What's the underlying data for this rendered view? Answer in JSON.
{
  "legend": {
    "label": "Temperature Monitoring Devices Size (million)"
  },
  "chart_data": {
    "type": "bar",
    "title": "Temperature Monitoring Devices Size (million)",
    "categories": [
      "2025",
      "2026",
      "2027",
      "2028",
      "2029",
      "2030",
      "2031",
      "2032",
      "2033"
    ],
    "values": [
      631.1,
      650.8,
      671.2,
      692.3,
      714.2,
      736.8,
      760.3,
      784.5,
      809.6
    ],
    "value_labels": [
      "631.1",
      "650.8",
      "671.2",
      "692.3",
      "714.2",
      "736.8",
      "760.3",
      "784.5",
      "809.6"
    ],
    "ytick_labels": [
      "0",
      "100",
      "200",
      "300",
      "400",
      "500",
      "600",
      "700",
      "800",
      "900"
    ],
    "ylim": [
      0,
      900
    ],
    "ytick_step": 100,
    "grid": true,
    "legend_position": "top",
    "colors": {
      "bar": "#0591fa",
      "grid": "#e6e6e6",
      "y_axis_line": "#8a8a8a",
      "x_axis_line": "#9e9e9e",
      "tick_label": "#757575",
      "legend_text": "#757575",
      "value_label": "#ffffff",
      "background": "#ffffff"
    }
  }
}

Work instructions: Locate the lines above that contain "Devices" and copy them.

Final result:
    "label": "Temperature Monitoring Devices Size (million)"
    "title": "Temperature Monitoring Devices Size (million)",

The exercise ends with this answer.